• **Page text**:
● ● ●
We tend to condemn those people, but how many of us would have done better? In desperate times with heightened emotions, it’s not as easy as it sounds to be liberal-minded about stray philosophers and activists getting locked up. Far worse things are happening, and don’t the times demand sacrifices? To appreciate the larger context, yet hold to our own principles, we have a narrow line to walk. Perhaps, then, we should be more charitable to those who came before us and failed to walk that line. Alternatively, or in addition, if we like to imagine ourselves as the sort of people who’d have defended Bertrand Russell and Eugene Debs – even if we disagreed with them – what does this mean for us today?

As I’ve stated, I don’t know the “right” response from the West to Russia’s illegal invasion of Ukraine. Perhaps a supply of weapons for the invaded, with carefully deliberated sanctions on the invaders, is the best we can manage in a situation like this. At least it has some chance of producing a desired result while keeping a war, with all its unpredictable consequences, geographically confined. Nevertheless, let’s not fool ourselves that sanctions are a mild or nice alternative to overt acts of armed violence. Beyond a certain point, harsh sanctions are a form of coercion that operates by impoverishing a country’s people. That translates to suffering, sickness, and shortened lives. In their effects, harsh economic sanctions are an indiscriminate weapon that strikes at a civilian population rather than at personnel in the chain of military command.
● ● ●
Document structure recognition data
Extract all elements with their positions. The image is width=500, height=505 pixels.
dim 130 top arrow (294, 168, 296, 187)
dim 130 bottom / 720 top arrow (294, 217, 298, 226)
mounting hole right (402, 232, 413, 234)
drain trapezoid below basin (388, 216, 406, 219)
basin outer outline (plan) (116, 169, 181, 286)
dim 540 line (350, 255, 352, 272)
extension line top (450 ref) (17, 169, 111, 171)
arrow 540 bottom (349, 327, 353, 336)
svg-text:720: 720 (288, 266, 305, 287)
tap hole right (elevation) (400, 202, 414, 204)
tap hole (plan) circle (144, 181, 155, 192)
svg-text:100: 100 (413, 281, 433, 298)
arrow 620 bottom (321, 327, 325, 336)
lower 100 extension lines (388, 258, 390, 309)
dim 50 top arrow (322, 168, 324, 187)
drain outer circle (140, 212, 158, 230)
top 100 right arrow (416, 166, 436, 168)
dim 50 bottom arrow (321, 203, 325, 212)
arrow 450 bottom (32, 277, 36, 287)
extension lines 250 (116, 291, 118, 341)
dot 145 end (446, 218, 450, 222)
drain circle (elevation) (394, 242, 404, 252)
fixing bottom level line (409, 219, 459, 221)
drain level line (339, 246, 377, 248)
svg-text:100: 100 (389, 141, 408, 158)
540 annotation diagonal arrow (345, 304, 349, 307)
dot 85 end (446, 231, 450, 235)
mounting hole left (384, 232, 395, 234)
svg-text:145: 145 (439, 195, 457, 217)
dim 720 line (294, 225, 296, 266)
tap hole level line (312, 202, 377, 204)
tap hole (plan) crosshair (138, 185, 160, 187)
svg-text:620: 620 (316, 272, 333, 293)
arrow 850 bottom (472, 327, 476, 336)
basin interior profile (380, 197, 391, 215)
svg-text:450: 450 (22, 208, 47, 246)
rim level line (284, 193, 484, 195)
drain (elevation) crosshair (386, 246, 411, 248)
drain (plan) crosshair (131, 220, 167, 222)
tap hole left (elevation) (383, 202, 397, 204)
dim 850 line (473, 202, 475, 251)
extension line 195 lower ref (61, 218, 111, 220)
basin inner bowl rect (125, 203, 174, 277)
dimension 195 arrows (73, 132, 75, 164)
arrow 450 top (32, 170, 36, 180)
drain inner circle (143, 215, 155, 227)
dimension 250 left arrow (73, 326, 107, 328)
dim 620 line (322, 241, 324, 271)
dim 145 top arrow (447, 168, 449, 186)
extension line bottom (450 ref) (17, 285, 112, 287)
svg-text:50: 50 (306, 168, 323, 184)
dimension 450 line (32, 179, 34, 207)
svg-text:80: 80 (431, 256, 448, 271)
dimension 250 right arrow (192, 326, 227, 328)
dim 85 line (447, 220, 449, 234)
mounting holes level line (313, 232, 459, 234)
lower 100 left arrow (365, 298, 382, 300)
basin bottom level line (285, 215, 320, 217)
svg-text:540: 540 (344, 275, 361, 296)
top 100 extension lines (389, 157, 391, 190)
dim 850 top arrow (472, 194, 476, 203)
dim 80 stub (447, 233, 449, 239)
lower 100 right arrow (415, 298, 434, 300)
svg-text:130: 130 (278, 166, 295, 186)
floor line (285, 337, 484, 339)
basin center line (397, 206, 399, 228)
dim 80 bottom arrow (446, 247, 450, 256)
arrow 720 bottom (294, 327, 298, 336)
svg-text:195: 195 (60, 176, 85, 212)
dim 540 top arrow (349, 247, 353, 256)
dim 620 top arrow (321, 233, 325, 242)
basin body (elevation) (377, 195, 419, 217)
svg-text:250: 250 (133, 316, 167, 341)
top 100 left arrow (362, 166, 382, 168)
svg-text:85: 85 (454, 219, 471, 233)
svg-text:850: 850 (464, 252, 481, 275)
● ● ●
• **Tasks to complete**:
a) In the passage on sanctions, what does impoverishing a country's people translate to? List each item.
b) Please extract the part of the passage on sanctions that begins at the words "As I’ve stated, I" and stops after the words "of military command.".
This listing has no connection to the passage on sanctions.

• **Answers for the tasks**:
a) suffering, sickness, shortened lives

b)
As I’ve stated, I don’t know the “right” response from the West to Russia’s illegal invasion of Ukraine. Perhaps a supply of weapons for the invaded, with carefully deliberated sanctions on the invaders, is the best we can manage in a situation like this. At least it has some chance of producing a desired result while keeping a war, with all its unpredictable consequences, geographically confined. Nevertheless, let’s not fool ourselves that sanctions are a mild or nice alternative to overt acts of armed violence. Beyond a certain point, harsh sanctions are a form of coercion that operates by impoverishing a country’s people. That translates to suffering, sickness, and shortened lives. In their effects, harsh economic sanctions are an indiscriminate weapon that strikes at a civilian population rather than at personnel in the chain of military command.